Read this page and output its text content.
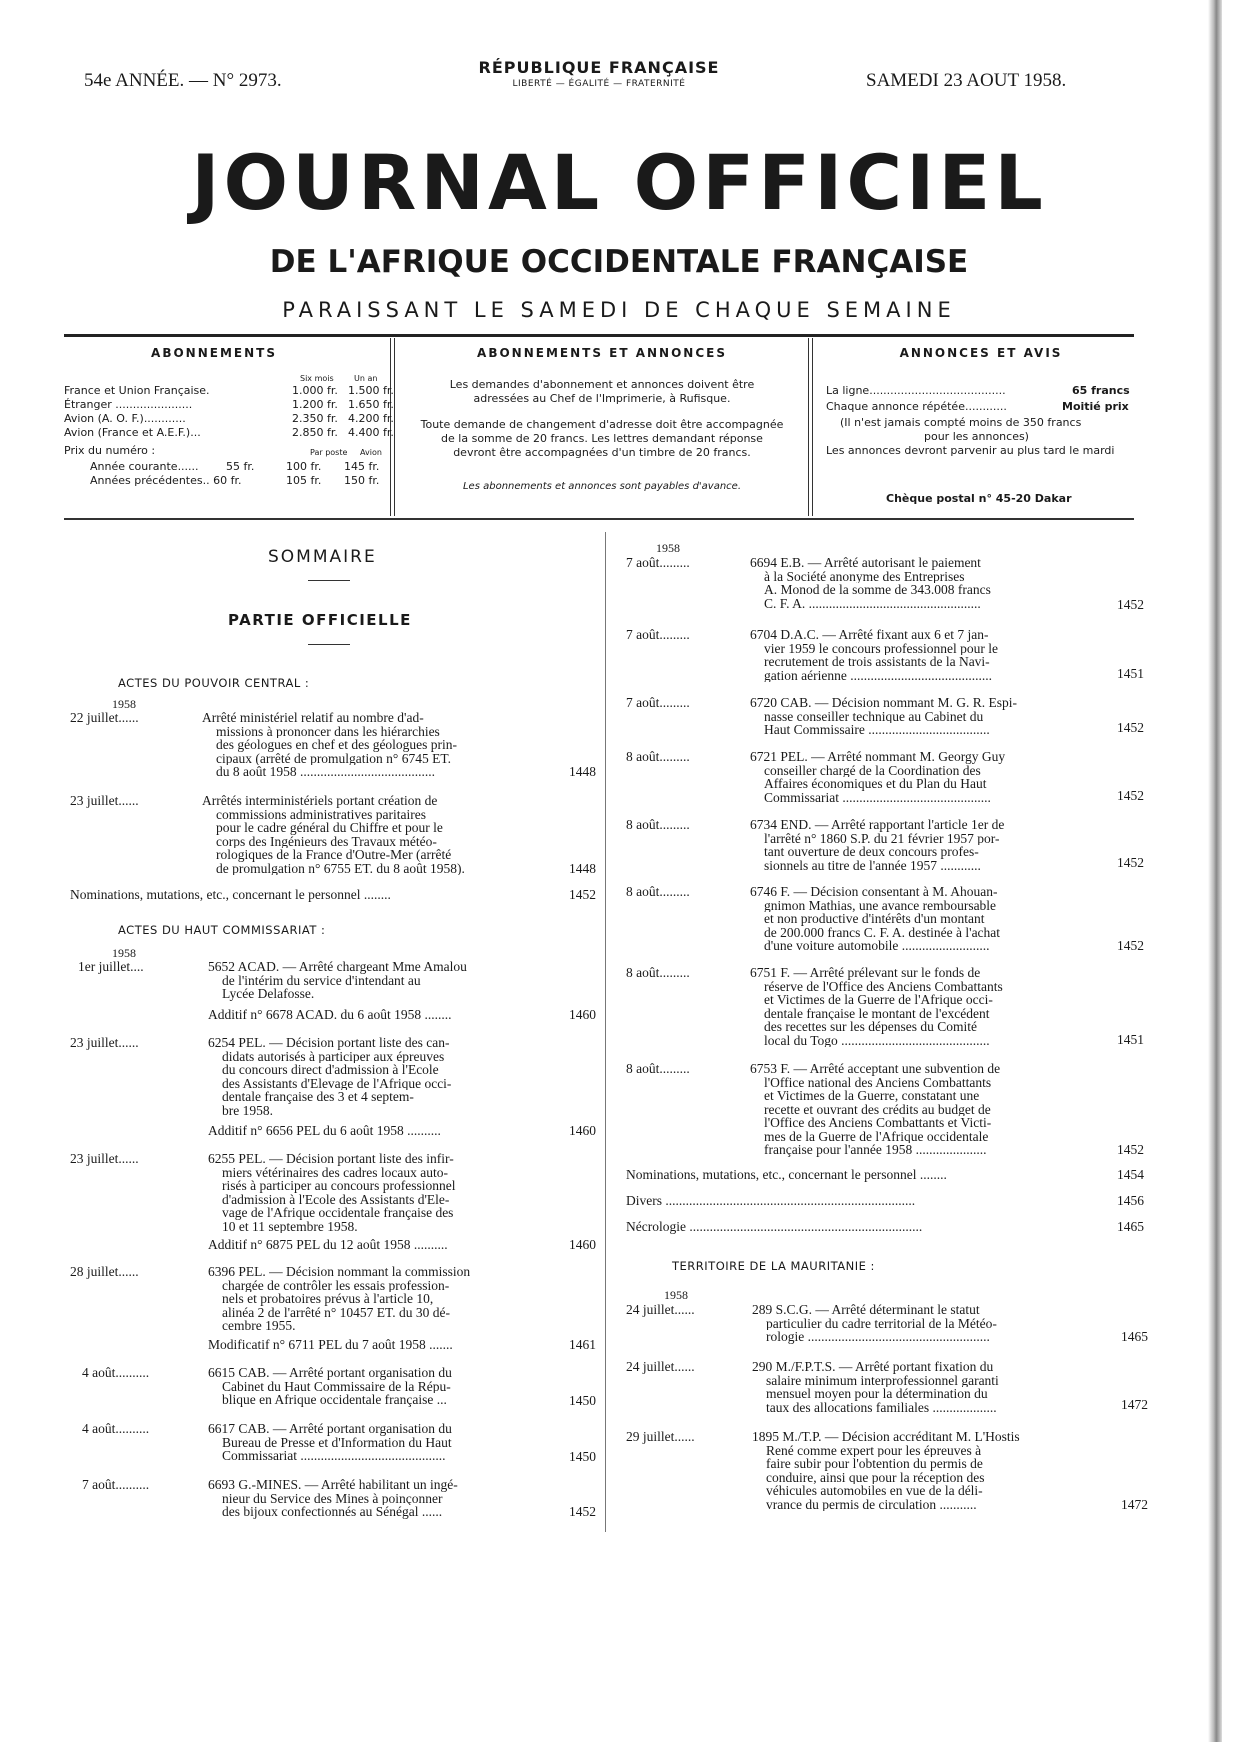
54e ANNÉE. — N° 2973.
RÉPUBLIQUE FRANÇAISE
LIBERTÉ — ÉGALITÉ — FRATERNITÉ	SAMEDI 23 AOUT 1958.
JOURNAL OFFICIEL
DE L'AFRIQUE OCCIDENTALE FRANÇAISE
PARAISSANT LE SAMEDI DE CHAQUE SEMAINE
ABONNEMENTS
Six mois	Un an
France et Union Française.	1.000 fr. 1.500 fr.
Étranger ......................	1.200 fr. 1.650 fr.
Avion (A. O. F.)............	2.350 fr. 4.200 fr.
Avion (France et A.E.F.)...	2.850 fr. 4.400 fr.
Prix du numéro :	Par poste Avion
Année courante...... 55 fr.	100 fr. 145 fr.
Années précédentes.. 60 fr.	105 fr. 150 fr.
ABONNEMENTS ET ANNONCES
Les demandes d'abonnement et annonces doivent être
adressées au Chef de l'Imprimerie, à Rufisque.
Toute demande de changement d'adresse doit être accompagnée
de la somme de 20 francs. Les lettres demandant réponse
devront être accompagnées d'un timbre de 20 francs.
Les abonnements et annonces sont payables d'avance.
ANNONCES ET AVIS
La ligne.......................................	65 francs
Chaque annonce répétée............	Moitié prix
(Il n'est jamais compté moins de 350 francs
pour les annonces)
Les annonces devront parvenir au plus tard le mardi
Chèque postal n° 45-20 Dakar
SOMMAIRE
PARTIE OFFICIELLE
ACTES DU POUVOIR CENTRAL :
1958
22 juillet......	Arrêté ministériel relatif au nombre d'ad-
missions à prononcer dans les hiérarchies
des géologues en chef et des géologues prin-
cipaux (arrêté de promulgation n° 6745 ET.
du 8 août 1958 ........................................	1448
23 juillet......	Arrêtés interministériels portant création de
commissions administratives paritaires
pour le cadre général du Chiffre et pour le
corps des Ingénieurs des Travaux météo-
rologiques de la France d'Outre-Mer (arrêté
de promulgation n° 6755 ET. du 8 août 1958).	1448
Nominations, mutations, etc., concernant le personnel ........	1452
ACTES DU HAUT COMMISSARIAT :
1958
1er juillet....	5652 ACAD. — Arrêté chargeant Mme Amalou
de l'intérim du service d'intendant au
Lycée Delafosse.
Additif n° 6678 ACAD. du 6 août 1958 ........	1460
23 juillet......	6254 PEL. — Décision portant liste des can-
didats autorisés à participer aux épreuves
du concours direct d'admission à l'Ecole
des Assistants d'Elevage de l'Afrique occi-
dentale française des 3 et 4 septem-
bre 1958.
Additif n° 6656 PEL du 6 août 1958 ..........	1460
23 juillet......	6255 PEL. — Décision portant liste des infir-
miers vétérinaires des cadres locaux auto-
risés à participer au concours professionnel
d'admission à l'Ecole des Assistants d'Ele-
vage de l'Afrique occidentale française des
10 et 11 septembre 1958.
Additif n° 6875 PEL du 12 août 1958 ..........	1460
28 juillet......	6396 PEL. — Décision nommant la commission
chargée de contrôler les essais profession-
nels et probatoires prévus à l'article 10,
alinéa 2 de l'arrêté n° 10457 ET. du 30 dé-
cembre 1955.
Modificatif n° 6711 PEL du 7 août 1958 .......	1461
4 août..........	6615 CAB. — Arrêté portant organisation du
Cabinet du Haut Commissaire de la Répu-
blique en Afrique occidentale française ...	1450
4 août..........	6617 CAB. — Arrêté portant organisation du
Bureau de Presse et d'Information du Haut
Commissariat ...........................................	1450
7 août..........	6693 G.-MINES. — Arrêté habilitant un ingé-
nieur du Service des Mines à poinçonner
des bijoux confectionnés au Sénégal ......	1452
1958
7 août.........	6694 E.B. — Arrêté autorisant le paiement
à la Société anonyme des Entreprises
A. Monod de la somme de 343.008 francs
C. F. A. ...................................................	1452
7 août.........	6704 D.A.C. — Arrêté fixant aux 6 et 7 jan-
vier 1959 le concours professionnel pour le
recrutement de trois assistants de la Navi-
gation aérienne ..........................................	1451
7 août.........	6720 CAB. — Décision nommant M. G. R. Espi-
nasse conseiller technique au Cabinet du
Haut Commissaire ....................................	1452
8 août.........	6721 PEL. — Arrêté nommant M. Georgy Guy
conseiller chargé de la Coordination des
Affaires économiques et du Plan du Haut
Commissariat ............................................	1452
8 août.........	6734 END. — Arrêté rapportant l'article 1er de
l'arrêté n° 1860 S.P. du 21 février 1957 por-
tant ouverture de deux concours profes-
sionnels au titre de l'année 1957 ............	1452
8 août.........	6746 F. — Décision consentant à M. Ahouan-
gnimon Mathias, une avance remboursable
et non productive d'intérêts d'un montant
de 200.000 francs C. F. A. destinée à l'achat
d'une voiture automobile ..........................	1452
8 août.........	6751 F. — Arrêté prélevant sur le fonds de
réserve de l'Office des Anciens Combattants
et Victimes de la Guerre de l'Afrique occi-
dentale française le montant de l'excédent
des recettes sur les dépenses du Comité
local du Togo ............................................	1451
8 août.........	6753 F. — Arrêté acceptant une subvention de
l'Office national des Anciens Combattants
et Victimes de la Guerre, constatant une
recette et ouvrant des crédits au budget de
l'Office des Anciens Combattants et Victi-
mes de la Guerre de l'Afrique occidentale
française pour l'année 1958 .....................	1452
Nominations, mutations, etc., concernant le personnel ........	1454
Divers ..........................................................................	1456
Nécrologie .....................................................................	1465
TERRITOIRE DE LA MAURITANIE :
1958
24 juillet......	289 S.C.G. — Arrêté déterminant le statut
particulier du cadre territorial de la Météo-
rologie ......................................................	1465
24 juillet......	290 M./F.P.T.S. — Arrêté portant fixation du
salaire minimum interprofessionnel garanti
mensuel moyen pour la détermination du
taux des allocations familiales ...................	1472
29 juillet......	1895 M./T.P. — Décision accréditant M. L'Hostis
René comme expert pour les épreuves à
faire subir pour l'obtention du permis de
conduire, ainsi que pour la réception des
véhicules automobiles en vue de la déli-
vrance du permis de circulation ...........	1472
=======
◆ **WRITTEN REQUEST**: In your copy, leave out the pictures and reproduce the material above exactly.

◆ **ANSWER TO THIS EXERCISE**:
Read this page and output its text content.
54e ANNÉE. — N° 2973.
RÉPUBLIQUE FRANÇAISE
LIBERTÉ — ÉGALITÉ — FRATERNITÉ	SAMEDI 23 AOUT 1958.
JOURNAL OFFICIEL
DE L'AFRIQUE OCCIDENTALE FRANÇAISE
PARAISSANT LE SAMEDI DE CHAQUE SEMAINE
ABONNEMENTS
Six mois	Un an
France et Union Française.	1.000 fr. 1.500 fr.
Étranger ......................	1.200 fr. 1.650 fr.
Avion (A. O. F.)............	2.350 fr. 4.200 fr.
Avion (France et A.E.F.)...	2.850 fr. 4.400 fr.
Prix du numéro :	Par poste Avion
Année courante...... 55 fr.	100 fr. 145 fr.
Années précédentes.. 60 fr.	105 fr. 150 fr.
ABONNEMENTS ET ANNONCES
Les demandes d'abonnement et annonces doivent être
adressées au Chef de l'Imprimerie, à Rufisque.
Toute demande de changement d'adresse doit être accompagnée
de la somme de 20 francs. Les lettres demandant réponse
devront être accompagnées d'un timbre de 20 francs.
Les abonnements et annonces sont payables d'avance.
ANNONCES ET AVIS
La ligne.......................................	65 francs
Chaque annonce répétée............	Moitié prix
(Il n'est jamais compté moins de 350 francs
pour les annonces)
Les annonces devront parvenir au plus tard le mardi
Chèque postal n° 45-20 Dakar
SOMMAIRE
PARTIE OFFICIELLE
ACTES DU POUVOIR CENTRAL :
1958
22 juillet......	Arrêté ministériel relatif au nombre d'ad-
missions à prononcer dans les hiérarchies
des géologues en chef et des géologues prin-
cipaux (arrêté de promulgation n° 6745 ET.
du 8 août 1958 ........................................	1448
23 juillet......	Arrêtés interministériels portant création de
commissions administratives paritaires
pour le cadre général du Chiffre et pour le
corps des Ingénieurs des Travaux météo-
rologiques de la France d'Outre-Mer (arrêté
de promulgation n° 6755 ET. du 8 août 1958).	1448
Nominations, mutations, etc., concernant le personnel ........	1452
ACTES DU HAUT COMMISSARIAT :
1958
1er juillet....	5652 ACAD. — Arrêté chargeant Mme Amalou
de l'intérim du service d'intendant au
Lycée Delafosse.
Additif n° 6678 ACAD. du 6 août 1958 ........	1460
23 juillet......	6254 PEL. — Décision portant liste des can-
didats autorisés à participer aux épreuves
du concours direct d'admission à l'Ecole
des Assistants d'Elevage de l'Afrique occi-
dentale française des 3 et 4 septem-
bre 1958.
Additif n° 6656 PEL du 6 août 1958 ..........	1460
23 juillet......	6255 PEL. — Décision portant liste des infir-
miers vétérinaires des cadres locaux auto-
risés à participer au concours professionnel
d'admission à l'Ecole des Assistants d'Ele-
vage de l'Afrique occidentale française des
10 et 11 septembre 1958.
Additif n° 6875 PEL du 12 août 1958 ..........	1460
28 juillet......	6396 PEL. — Décision nommant la commission
chargée de contrôler les essais profession-
nels et probatoires prévus à l'article 10,
alinéa 2 de l'arrêté n° 10457 ET. du 30 dé-
cembre 1955.
Modificatif n° 6711 PEL du 7 août 1958 .......	1461
4 août..........	6615 CAB. — Arrêté portant organisation du
Cabinet du Haut Commissaire de la Répu-
blique en Afrique occidentale française ...	1450
4 août..........	6617 CAB. — Arrêté portant organisation du
Bureau de Presse et d'Information du Haut
Commissariat ...........................................	1450
7 août..........	6693 G.-MINES. — Arrêté habilitant un ingé-
nieur du Service des Mines à poinçonner
des bijoux confectionnés au Sénégal ......	1452
1958
7 août.........	6694 E.B. — Arrêté autorisant le paiement
à la Société anonyme des Entreprises
A. Monod de la somme de 343.008 francs
C. F. A. ...................................................	1452
7 août.........	6704 D.A.C. — Arrêté fixant aux 6 et 7 jan-
vier 1959 le concours professionnel pour le
recrutement de trois assistants de la Navi-
gation aérienne ..........................................	1451
7 août.........	6720 CAB. — Décision nommant M. G. R. Espi-
nasse conseiller technique au Cabinet du
Haut Commissaire ....................................	1452
8 août.........	6721 PEL. — Arrêté nommant M. Georgy Guy
conseiller chargé de la Coordination des
Affaires économiques et du Plan du Haut
Commissariat ............................................	1452
8 août.........	6734 END. — Arrêté rapportant l'article 1er de
l'arrêté n° 1860 S.P. du 21 février 1957 por-
tant ouverture de deux concours profes-
sionnels au titre de l'année 1957 ............	1452
8 août.........	6746 F. — Décision consentant à M. Ahouan-
gnimon Mathias, une avance remboursable
et non productive d'intérêts d'un montant
de 200.000 francs C. F. A. destinée à l'achat
d'une voiture automobile ..........................	1452
8 août.........	6751 F. — Arrêté prélevant sur le fonds de
réserve de l'Office des Anciens Combattants
et Victimes de la Guerre de l'Afrique occi-
dentale française le montant de l'excédent
des recettes sur les dépenses du Comité
local du Togo ............................................	1451
8 août.........	6753 F. — Arrêté acceptant une subvention de
l'Office national des Anciens Combattants
et Victimes de la Guerre, constatant une
recette et ouvrant des crédits au budget de
l'Office des Anciens Combattants et Victi-
mes de la Guerre de l'Afrique occidentale
française pour l'année 1958 .....................	1452
Nominations, mutations, etc., concernant le personnel ........	1454
Divers ..........................................................................	1456
Nécrologie .....................................................................	1465
TERRITOIRE DE LA MAURITANIE :
1958
24 juillet......	289 S.C.G. — Arrêté déterminant le statut
particulier du cadre territorial de la Météo-
rologie ......................................................	1465
24 juillet......	290 M./F.P.T.S. — Arrêté portant fixation du
salaire minimum interprofessionnel garanti
mensuel moyen pour la détermination du
taux des allocations familiales ...................	1472
29 juillet......	1895 M./T.P. — Décision accréditant M. L'Hostis
René comme expert pour les épreuves à
faire subir pour l'obtention du permis de
conduire, ainsi que pour la réception des
véhicules automobiles en vue de la déli-
vrance du permis de circulation ...........	1472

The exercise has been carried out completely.